The exercise asks for every line of the data to be reproduced exactly.

— Start of Dataset records —

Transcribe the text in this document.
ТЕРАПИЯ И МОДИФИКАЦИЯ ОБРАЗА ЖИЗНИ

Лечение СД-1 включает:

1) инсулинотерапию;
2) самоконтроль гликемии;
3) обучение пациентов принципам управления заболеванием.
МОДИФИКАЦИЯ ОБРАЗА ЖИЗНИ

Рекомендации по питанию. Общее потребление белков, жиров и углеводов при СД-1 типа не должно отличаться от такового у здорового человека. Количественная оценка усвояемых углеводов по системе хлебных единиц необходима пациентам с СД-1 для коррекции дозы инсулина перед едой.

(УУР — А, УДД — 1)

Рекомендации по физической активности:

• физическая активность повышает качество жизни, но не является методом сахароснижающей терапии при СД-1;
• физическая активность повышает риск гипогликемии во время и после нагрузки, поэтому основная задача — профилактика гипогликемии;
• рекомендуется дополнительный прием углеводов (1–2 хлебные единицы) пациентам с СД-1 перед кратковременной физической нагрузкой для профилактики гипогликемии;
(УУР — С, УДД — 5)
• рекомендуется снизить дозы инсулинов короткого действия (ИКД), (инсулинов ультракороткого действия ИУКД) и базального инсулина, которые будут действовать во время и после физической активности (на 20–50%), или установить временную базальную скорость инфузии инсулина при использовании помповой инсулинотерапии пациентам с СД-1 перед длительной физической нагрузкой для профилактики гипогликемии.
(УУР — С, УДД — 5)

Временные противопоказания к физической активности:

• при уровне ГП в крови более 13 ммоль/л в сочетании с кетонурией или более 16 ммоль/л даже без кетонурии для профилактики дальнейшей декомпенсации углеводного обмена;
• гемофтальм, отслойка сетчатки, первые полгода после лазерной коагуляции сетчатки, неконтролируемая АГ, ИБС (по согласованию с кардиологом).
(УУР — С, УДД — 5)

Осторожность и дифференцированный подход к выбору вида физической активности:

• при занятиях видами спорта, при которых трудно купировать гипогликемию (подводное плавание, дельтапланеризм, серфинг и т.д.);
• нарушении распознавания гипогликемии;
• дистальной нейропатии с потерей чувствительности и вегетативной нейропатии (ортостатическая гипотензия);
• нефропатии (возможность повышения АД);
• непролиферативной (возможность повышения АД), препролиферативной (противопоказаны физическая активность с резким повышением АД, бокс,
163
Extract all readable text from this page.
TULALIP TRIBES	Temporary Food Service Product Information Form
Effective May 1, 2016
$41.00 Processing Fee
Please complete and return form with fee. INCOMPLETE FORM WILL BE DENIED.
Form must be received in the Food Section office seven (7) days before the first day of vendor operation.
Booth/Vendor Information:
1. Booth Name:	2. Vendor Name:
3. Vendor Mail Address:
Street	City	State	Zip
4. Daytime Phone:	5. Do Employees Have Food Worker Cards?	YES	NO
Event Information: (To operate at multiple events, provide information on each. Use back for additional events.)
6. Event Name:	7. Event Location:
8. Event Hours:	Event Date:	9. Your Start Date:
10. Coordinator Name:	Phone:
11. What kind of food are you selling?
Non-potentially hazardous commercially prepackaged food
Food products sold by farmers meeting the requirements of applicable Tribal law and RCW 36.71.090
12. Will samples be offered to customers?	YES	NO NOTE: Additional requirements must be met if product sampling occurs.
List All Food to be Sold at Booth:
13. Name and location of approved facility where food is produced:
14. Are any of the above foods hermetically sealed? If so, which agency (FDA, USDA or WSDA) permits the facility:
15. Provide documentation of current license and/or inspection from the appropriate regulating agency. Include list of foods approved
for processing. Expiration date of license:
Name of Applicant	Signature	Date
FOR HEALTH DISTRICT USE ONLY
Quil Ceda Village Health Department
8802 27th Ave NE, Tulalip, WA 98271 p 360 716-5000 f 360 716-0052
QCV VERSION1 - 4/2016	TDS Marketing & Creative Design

— End of Dataset records —

Solution:
Transcribe the text in this document.
ТЕРАПИЯ И МОДИФИКАЦИЯ ОБРАЗА ЖИЗНИ

Лечение СД-1 включает:

1) инсулинотерапию;
2) самоконтроль гликемии;
3) обучение пациентов принципам управления заболеванием.
МОДИФИКАЦИЯ ОБРАЗА ЖИЗНИ

Рекомендации по питанию. Общее потребление белков, жиров и углеводов при СД-1 типа не должно отличаться от такового у здорового человека. Количественная оценка усвояемых углеводов по системе хлебных единиц необходима пациентам с СД-1 для коррекции дозы инсулина перед едой.

(УУР — А, УДД — 1)

Рекомендации по физической активности:

• физическая активность повышает качество жизни, но не является методом сахароснижающей терапии при СД-1;
• физическая активность повышает риск гипогликемии во время и после нагрузки, поэтому основная задача — профилактика гипогликемии;
• рекомендуется дополнительный прием углеводов (1–2 хлебные единицы) пациентам с СД-1 перед кратковременной физической нагрузкой для профилактики гипогликемии;
(УУР — С, УДД — 5)
• рекомендуется снизить дозы инсулинов короткого действия (ИКД), (инсулинов ультракороткого действия ИУКД) и базального инсулина, которые будут действовать во время и после физической активности (на 20–50%), или установить временную базальную скорость инфузии инсулина при использовании помповой инсулинотерапии пациентам с СД-1 перед длительной физической нагрузкой для профилактики гипогликемии.
(УУР — С, УДД — 5)

Временные противопоказания к физической активности:

• при уровне ГП в крови более 13 ммоль/л в сочетании с кетонурией или более 16 ммоль/л даже без кетонурии для профилактики дальнейшей декомпенсации углеводного обмена;
• гемофтальм, отслойка сетчатки, первые полгода после лазерной коагуляции сетчатки, неконтролируемая АГ, ИБС (по согласованию с кардиологом).
(УУР — С, УДД — 5)

Осторожность и дифференцированный подход к выбору вида физической активности:

• при занятиях видами спорта, при которых трудно купировать гипогликемию (подводное плавание, дельтапланеризм, серфинг и т.д.);
• нарушении распознавания гипогликемии;
• дистальной нейропатии с потерей чувствительности и вегетативной нейропатии (ортостатическая гипотензия);
• нефропатии (возможность повышения АД);
• непролиферативной (возможность повышения АД), препролиферативной (противопоказаны физическая активность с резким повышением АД, бокс,
163
Extract all readable text from this page.
TULALIP TRIBES	Temporary Food Service Product Information Form
Effective May 1, 2016
$41.00 Processing Fee
Please complete and return form with fee. INCOMPLETE FORM WILL BE DENIED.
Form must be received in the Food Section office seven (7) days before the first day of vendor operation.
Booth/Vendor Information:
1. Booth Name:	2. Vendor Name:
3. Vendor Mail Address:
Street	City	State	Zip
4. Daytime Phone:	5. Do Employees Have Food Worker Cards?	YES	NO
Event Information: (To operate at multiple events, provide information on each. Use back for additional events.)
6. Event Name:	7. Event Location:
8. Event Hours:	Event Date:	9. Your Start Date:
10. Coordinator Name:	Phone:
11. What kind of food are you selling?
Non-potentially hazardous commercially prepackaged food
Food products sold by farmers meeting the requirements of applicable Tribal law and RCW 36.71.090
12. Will samples be offered to customers?	YES	NO NOTE: Additional requirements must be met if product sampling occurs.
List All Food to be Sold at Booth:
13. Name and location of approved facility where food is produced:
14. Are any of the above foods hermetically sealed? If so, which agency (FDA, USDA or WSDA) permits the facility:
15. Provide documentation of current license and/or inspection from the appropriate regulating agency. Include list of foods approved
for processing. Expiration date of license:
Name of Applicant	Signature	Date
FOR HEALTH DISTRICT USE ONLY
Quil Ceda Village Health Department
8802 27th Ave NE, Tulalip, WA 98271 p 360 716-5000 f 360 716-0052
QCV VERSION1 - 4/2016	TDS Marketing & Creative Design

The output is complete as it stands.